THE REQUEST: Copy out the entries below precisely; nothing is to be omitted.

Dataset records
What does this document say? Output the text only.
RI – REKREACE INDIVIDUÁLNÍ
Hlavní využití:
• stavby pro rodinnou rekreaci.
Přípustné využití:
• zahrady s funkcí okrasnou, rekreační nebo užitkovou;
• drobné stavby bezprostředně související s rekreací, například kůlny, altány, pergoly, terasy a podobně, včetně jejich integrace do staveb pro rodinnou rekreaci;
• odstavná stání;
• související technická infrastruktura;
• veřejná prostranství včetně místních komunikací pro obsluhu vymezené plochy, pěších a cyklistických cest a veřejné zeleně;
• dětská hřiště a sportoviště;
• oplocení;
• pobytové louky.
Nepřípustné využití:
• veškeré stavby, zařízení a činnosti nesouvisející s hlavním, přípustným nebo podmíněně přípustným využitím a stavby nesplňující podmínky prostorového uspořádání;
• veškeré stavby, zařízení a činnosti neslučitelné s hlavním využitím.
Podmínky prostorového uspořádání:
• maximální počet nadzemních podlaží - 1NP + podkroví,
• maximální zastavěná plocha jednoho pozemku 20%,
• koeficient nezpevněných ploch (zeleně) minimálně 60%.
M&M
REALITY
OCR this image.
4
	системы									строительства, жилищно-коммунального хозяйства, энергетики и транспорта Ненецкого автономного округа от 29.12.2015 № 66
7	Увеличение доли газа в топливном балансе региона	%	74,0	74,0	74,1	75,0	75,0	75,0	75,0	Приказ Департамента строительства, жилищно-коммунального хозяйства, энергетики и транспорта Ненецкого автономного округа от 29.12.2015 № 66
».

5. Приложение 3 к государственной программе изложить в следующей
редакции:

PROBLEM SOLUTION:
What does this document say? Output the text only.
RI – REKREACE INDIVIDUÁLNÍ
Hlavní využití:
• stavby pro rodinnou rekreaci.
Přípustné využití:
• zahrady s funkcí okrasnou, rekreační nebo užitkovou;
• drobné stavby bezprostředně související s rekreací, například kůlny, altány, pergoly, terasy a podobně, včetně jejich integrace do staveb pro rodinnou rekreaci;
• odstavná stání;
• související technická infrastruktura;
• veřejná prostranství včetně místních komunikací pro obsluhu vymezené plochy, pěších a cyklistických cest a veřejné zeleně;
• dětská hřiště a sportoviště;
• oplocení;
• pobytové louky.
Nepřípustné využití:
• veškeré stavby, zařízení a činnosti nesouvisející s hlavním, přípustným nebo podmíněně přípustným využitím a stavby nesplňující podmínky prostorového uspořádání;
• veškeré stavby, zařízení a činnosti neslučitelné s hlavním využitím.
Podmínky prostorového uspořádání:
• maximální počet nadzemních podlaží - 1NP + podkroví,
• maximální zastavěná plocha jednoho pozemku 20%,
• koeficient nezpevněných ploch (zeleně) minimálně 60%.
M&M
REALITY
OCR this image.
4
	системы									строительства, жилищно-коммунального хозяйства, энергетики и транспорта Ненецкого автономного округа от 29.12.2015 № 66
7	Увеличение доли газа в топливном балансе региона	%	74,0	74,0	74,1	75,0	75,0	75,0	75,0	Приказ Департамента строительства, жилищно-коммунального хозяйства, энергетики и транспорта Ненецкого автономного округа от 29.12.2015 № 66
».

5. Приложение 3 к государственной программе изложить в следующей
редакции:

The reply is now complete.